◆ **GOAL OF THE EXERCISE**: Using the data below, repeat all of it precisely.

◆ **AVAILABLE RECORDS**:

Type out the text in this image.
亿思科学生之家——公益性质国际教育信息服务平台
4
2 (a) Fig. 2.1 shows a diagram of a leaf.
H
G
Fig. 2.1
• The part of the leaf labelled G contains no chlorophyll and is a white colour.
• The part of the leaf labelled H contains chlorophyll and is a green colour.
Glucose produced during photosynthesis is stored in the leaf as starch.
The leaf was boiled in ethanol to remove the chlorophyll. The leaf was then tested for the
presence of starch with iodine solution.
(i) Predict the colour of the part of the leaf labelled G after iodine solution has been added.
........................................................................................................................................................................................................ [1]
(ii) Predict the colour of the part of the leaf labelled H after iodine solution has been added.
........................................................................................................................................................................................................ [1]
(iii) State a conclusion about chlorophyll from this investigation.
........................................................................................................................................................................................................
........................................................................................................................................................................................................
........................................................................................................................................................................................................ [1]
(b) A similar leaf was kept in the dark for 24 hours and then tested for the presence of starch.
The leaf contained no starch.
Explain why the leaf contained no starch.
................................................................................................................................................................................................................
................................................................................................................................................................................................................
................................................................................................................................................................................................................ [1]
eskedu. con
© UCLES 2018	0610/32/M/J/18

◆ **FINISHED ANSWER**:
Type out the text in this image.
亿思科学生之家——公益性质国际教育信息服务平台
4
2 (a) Fig. 2.1 shows a diagram of a leaf.
H
G
Fig. 2.1
• The part of the leaf labelled G contains no chlorophyll and is a white colour.
• The part of the leaf labelled H contains chlorophyll and is a green colour.
Glucose produced during photosynthesis is stored in the leaf as starch.
The leaf was boiled in ethanol to remove the chlorophyll. The leaf was then tested for the
presence of starch with iodine solution.
(i) Predict the colour of the part of the leaf labelled G after iodine solution has been added.
........................................................................................................................................................................................................ [1]
(ii) Predict the colour of the part of the leaf labelled H after iodine solution has been added.
........................................................................................................................................................................................................ [1]
(iii) State a conclusion about chlorophyll from this investigation.
........................................................................................................................................................................................................
........................................................................................................................................................................................................
........................................................................................................................................................................................................ [1]
(b) A similar leaf was kept in the dark for 24 hours and then tested for the presence of starch.
The leaf contained no starch.
Explain why the leaf contained no starch.
................................................................................................................................................................................................................
................................................................................................................................................................................................................
................................................................................................................................................................................................................ [1]
eskedu. con
© UCLES 2018	0610/32/M/J/18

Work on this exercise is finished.